● **Available data**:
################
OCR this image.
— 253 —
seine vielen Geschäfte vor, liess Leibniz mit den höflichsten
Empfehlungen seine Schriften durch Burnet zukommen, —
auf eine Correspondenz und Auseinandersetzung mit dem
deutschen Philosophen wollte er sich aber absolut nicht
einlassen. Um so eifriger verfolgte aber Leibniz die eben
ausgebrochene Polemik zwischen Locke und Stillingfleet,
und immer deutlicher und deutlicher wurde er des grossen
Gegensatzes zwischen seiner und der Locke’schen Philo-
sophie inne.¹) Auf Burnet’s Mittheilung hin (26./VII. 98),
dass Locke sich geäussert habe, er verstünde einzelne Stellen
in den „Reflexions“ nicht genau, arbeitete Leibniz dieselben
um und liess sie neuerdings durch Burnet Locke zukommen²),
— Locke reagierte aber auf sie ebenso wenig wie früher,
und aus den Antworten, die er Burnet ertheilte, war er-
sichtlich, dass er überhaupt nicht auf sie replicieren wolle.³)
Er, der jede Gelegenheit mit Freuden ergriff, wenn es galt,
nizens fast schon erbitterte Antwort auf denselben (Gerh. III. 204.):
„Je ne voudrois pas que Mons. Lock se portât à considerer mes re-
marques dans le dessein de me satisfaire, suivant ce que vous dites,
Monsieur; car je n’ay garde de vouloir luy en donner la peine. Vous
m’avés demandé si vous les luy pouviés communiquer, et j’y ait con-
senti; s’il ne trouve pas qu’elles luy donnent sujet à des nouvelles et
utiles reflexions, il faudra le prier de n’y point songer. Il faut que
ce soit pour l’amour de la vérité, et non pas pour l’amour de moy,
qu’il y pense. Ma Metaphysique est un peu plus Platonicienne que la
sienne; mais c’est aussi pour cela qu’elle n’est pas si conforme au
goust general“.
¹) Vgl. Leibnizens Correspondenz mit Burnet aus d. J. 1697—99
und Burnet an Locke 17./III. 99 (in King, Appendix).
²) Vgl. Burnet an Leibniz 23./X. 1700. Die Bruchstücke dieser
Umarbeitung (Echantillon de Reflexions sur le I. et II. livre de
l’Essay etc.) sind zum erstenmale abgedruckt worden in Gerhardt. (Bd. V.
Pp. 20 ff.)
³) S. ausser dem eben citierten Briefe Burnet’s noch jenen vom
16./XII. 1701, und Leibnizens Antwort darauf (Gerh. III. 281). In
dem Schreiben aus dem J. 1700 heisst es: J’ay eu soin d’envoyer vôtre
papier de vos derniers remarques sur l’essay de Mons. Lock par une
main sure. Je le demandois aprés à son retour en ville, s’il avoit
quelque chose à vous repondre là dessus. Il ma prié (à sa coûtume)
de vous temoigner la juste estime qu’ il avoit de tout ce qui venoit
################
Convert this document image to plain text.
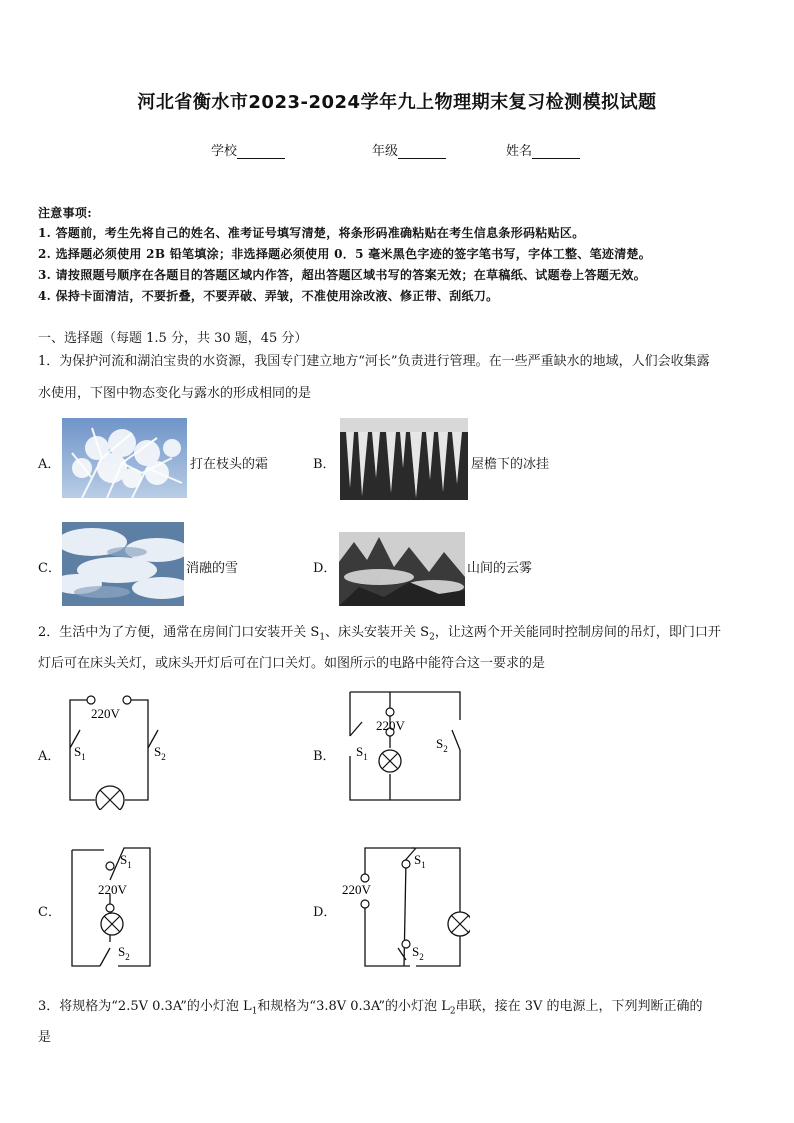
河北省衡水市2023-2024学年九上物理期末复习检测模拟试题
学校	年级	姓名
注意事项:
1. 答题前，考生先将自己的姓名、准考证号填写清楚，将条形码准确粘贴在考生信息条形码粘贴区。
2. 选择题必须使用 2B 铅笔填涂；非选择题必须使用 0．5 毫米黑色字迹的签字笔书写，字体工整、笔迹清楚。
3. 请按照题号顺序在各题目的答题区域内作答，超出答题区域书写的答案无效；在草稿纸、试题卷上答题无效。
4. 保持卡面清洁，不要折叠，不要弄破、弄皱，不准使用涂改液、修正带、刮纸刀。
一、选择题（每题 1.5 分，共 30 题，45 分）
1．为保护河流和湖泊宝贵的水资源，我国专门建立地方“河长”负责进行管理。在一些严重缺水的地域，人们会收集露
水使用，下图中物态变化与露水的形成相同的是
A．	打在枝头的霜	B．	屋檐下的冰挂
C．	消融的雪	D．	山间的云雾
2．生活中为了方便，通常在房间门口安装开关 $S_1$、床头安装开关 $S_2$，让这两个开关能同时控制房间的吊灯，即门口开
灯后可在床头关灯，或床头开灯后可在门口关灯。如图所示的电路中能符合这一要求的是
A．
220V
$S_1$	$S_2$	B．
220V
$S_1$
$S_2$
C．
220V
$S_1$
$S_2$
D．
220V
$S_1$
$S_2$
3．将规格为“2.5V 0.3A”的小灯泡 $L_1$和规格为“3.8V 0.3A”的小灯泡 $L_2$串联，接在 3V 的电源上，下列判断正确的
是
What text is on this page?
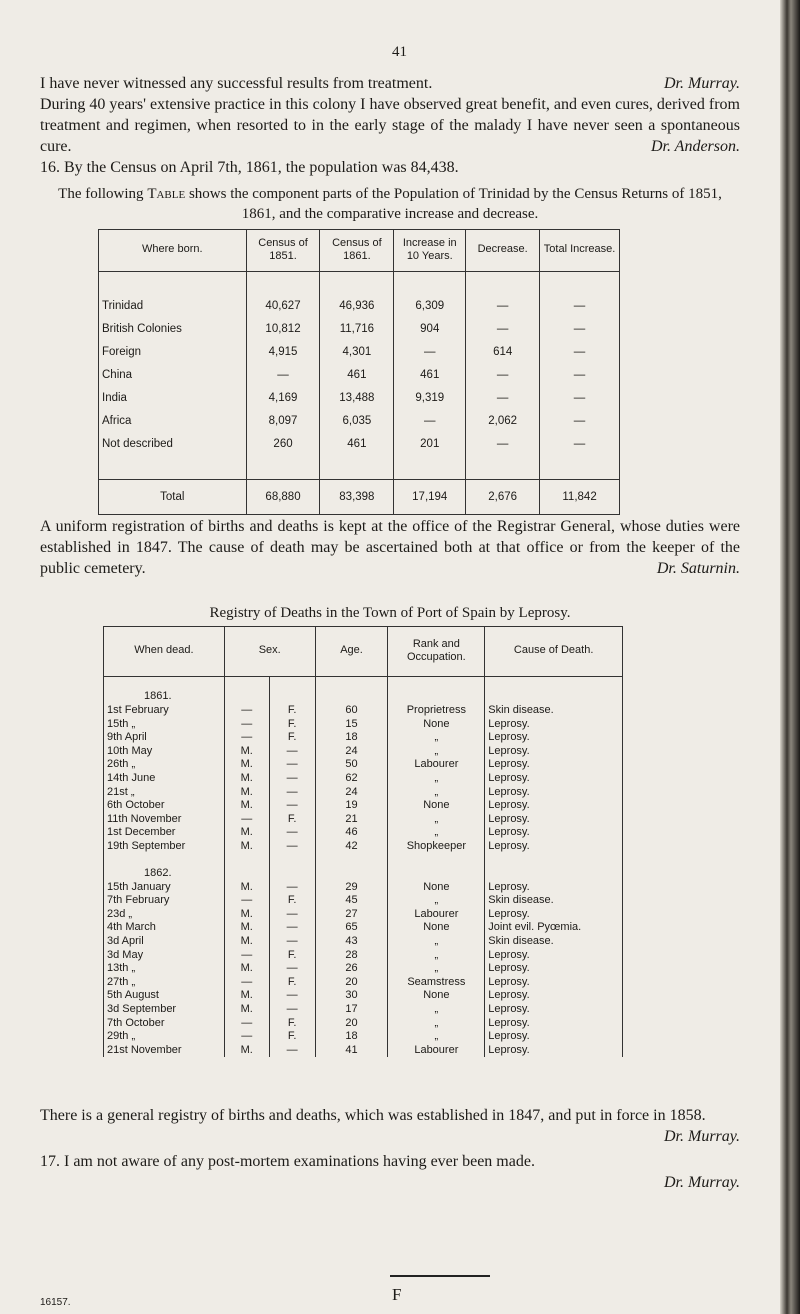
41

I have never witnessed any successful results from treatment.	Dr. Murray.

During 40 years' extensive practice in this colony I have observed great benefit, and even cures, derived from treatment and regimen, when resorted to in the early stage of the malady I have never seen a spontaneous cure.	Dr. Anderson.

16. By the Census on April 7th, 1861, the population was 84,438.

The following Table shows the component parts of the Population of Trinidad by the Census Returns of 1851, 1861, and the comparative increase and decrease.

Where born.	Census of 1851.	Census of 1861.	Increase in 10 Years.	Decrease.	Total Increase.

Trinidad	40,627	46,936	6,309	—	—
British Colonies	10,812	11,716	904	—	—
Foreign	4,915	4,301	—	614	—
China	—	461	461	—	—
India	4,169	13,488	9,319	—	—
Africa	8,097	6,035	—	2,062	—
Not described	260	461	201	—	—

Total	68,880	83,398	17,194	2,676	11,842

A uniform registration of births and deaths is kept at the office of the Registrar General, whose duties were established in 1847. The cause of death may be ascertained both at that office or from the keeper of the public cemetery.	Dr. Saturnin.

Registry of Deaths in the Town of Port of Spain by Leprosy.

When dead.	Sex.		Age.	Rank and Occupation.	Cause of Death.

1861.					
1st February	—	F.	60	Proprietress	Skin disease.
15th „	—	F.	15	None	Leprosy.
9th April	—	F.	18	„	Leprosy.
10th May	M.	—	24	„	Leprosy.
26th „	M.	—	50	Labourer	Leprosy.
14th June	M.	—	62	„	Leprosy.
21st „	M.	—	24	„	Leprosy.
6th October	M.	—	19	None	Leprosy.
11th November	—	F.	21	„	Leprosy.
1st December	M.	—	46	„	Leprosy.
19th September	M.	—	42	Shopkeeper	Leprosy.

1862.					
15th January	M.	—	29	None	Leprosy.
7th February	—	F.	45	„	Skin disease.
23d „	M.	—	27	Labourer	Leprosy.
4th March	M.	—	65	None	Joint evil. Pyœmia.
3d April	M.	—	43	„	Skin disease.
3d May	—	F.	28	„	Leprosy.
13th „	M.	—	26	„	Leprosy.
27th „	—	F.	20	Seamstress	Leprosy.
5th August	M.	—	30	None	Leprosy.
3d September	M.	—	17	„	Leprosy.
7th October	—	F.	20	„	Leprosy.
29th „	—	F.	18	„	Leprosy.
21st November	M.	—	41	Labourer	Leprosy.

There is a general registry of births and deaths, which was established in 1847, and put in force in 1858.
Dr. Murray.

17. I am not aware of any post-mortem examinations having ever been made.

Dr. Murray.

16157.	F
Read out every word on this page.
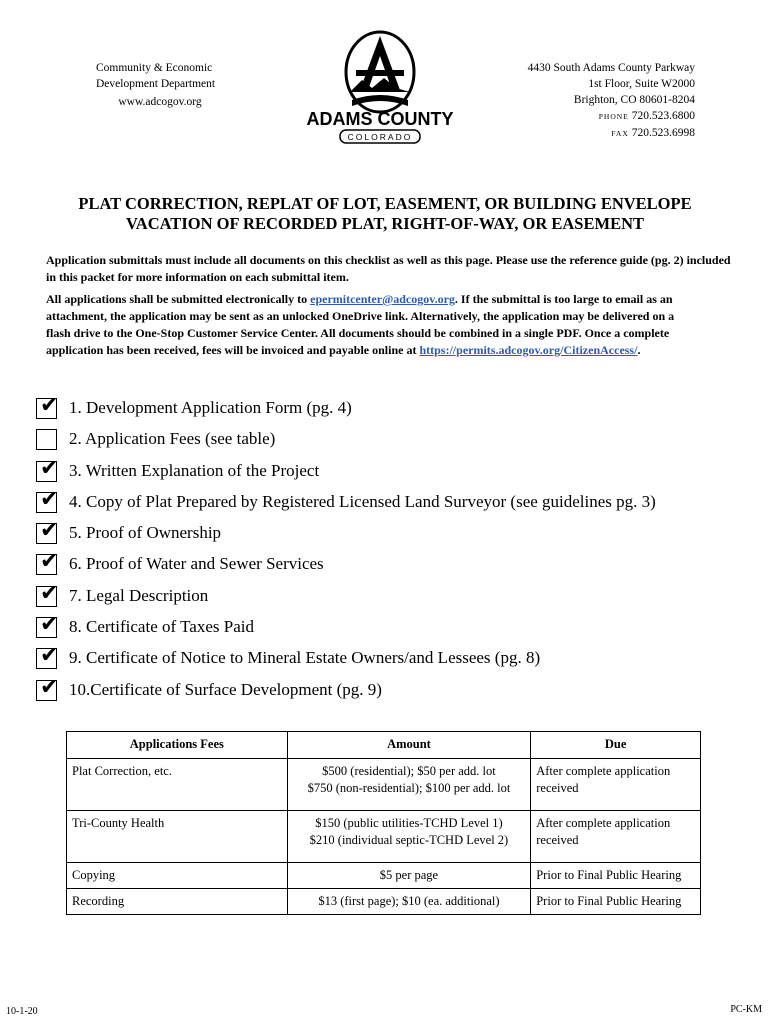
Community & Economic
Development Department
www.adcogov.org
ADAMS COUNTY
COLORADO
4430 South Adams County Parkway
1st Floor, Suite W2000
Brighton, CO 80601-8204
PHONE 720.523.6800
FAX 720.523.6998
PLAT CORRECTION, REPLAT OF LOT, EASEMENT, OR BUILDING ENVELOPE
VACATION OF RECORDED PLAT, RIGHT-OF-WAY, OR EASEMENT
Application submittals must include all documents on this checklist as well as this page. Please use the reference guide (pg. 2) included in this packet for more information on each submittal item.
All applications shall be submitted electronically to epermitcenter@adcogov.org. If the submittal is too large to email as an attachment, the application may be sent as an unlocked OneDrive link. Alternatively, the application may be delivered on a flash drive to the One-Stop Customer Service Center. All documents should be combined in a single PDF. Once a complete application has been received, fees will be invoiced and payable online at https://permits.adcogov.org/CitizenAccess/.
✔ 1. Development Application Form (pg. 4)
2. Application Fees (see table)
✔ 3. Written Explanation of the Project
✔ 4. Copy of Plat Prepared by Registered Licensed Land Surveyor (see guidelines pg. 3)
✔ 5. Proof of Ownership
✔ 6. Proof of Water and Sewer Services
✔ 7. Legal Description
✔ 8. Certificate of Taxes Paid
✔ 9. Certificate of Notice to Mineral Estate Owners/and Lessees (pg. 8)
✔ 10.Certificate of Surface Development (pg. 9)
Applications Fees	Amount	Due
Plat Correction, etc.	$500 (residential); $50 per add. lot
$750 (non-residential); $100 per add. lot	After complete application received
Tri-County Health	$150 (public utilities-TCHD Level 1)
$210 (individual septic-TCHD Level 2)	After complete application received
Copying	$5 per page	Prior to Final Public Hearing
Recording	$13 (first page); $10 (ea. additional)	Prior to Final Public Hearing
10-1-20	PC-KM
################
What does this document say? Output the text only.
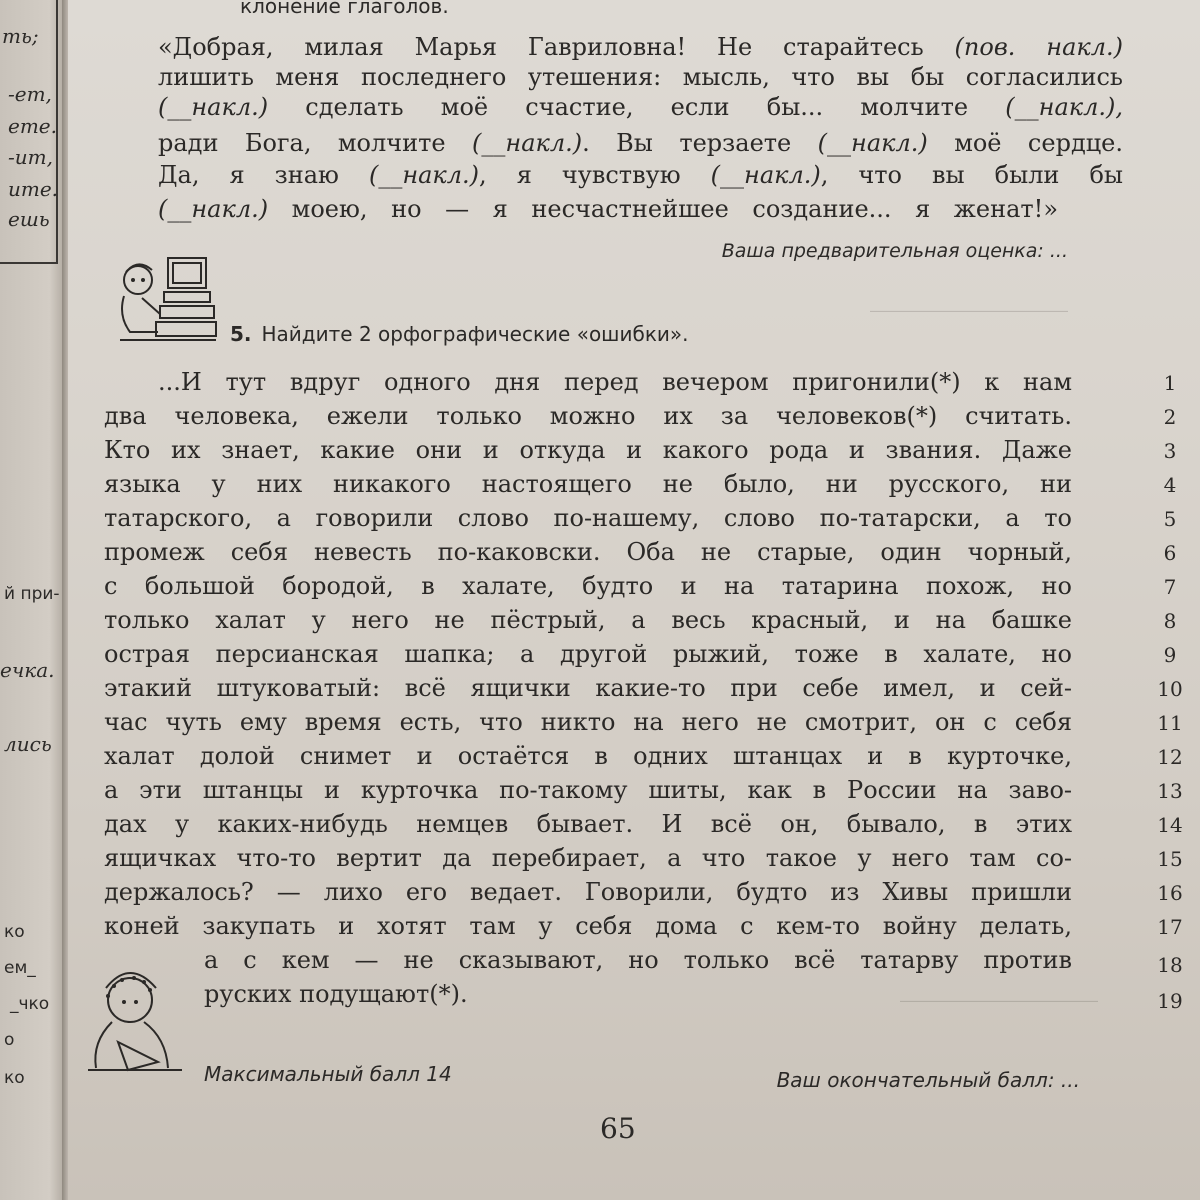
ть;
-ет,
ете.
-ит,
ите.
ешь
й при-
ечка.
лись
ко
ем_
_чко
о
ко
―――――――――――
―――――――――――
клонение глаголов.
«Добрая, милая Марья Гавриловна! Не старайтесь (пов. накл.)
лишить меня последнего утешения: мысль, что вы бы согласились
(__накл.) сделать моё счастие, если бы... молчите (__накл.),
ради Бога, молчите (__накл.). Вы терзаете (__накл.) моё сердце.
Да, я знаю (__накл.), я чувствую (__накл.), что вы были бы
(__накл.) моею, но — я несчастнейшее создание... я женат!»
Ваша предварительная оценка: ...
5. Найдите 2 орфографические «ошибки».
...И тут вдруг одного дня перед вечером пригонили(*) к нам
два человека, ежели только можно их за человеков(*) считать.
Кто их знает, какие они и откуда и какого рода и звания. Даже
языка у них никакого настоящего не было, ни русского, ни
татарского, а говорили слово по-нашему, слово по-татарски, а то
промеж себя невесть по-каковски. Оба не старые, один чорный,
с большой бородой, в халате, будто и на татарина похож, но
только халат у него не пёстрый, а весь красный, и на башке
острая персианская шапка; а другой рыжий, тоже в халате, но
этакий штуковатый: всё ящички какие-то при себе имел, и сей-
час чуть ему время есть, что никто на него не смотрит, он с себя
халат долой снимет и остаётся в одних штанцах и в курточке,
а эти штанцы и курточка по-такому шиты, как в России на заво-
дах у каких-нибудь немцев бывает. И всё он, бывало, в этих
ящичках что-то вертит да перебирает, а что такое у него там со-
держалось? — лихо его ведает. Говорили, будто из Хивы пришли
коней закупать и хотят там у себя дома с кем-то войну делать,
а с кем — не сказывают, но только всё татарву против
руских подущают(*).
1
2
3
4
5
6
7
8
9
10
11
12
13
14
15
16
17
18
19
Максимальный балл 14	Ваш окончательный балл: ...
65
################
● **Your instructions**:
Using the records above, copy every line that has the word "Skin" in it.

● **Final result**:
1st February	—	F.	60	Proprietress	Skin disease.
7th February	—	F.	45	„	Skin disease.
3d April	M.	—	43	„	Skin disease.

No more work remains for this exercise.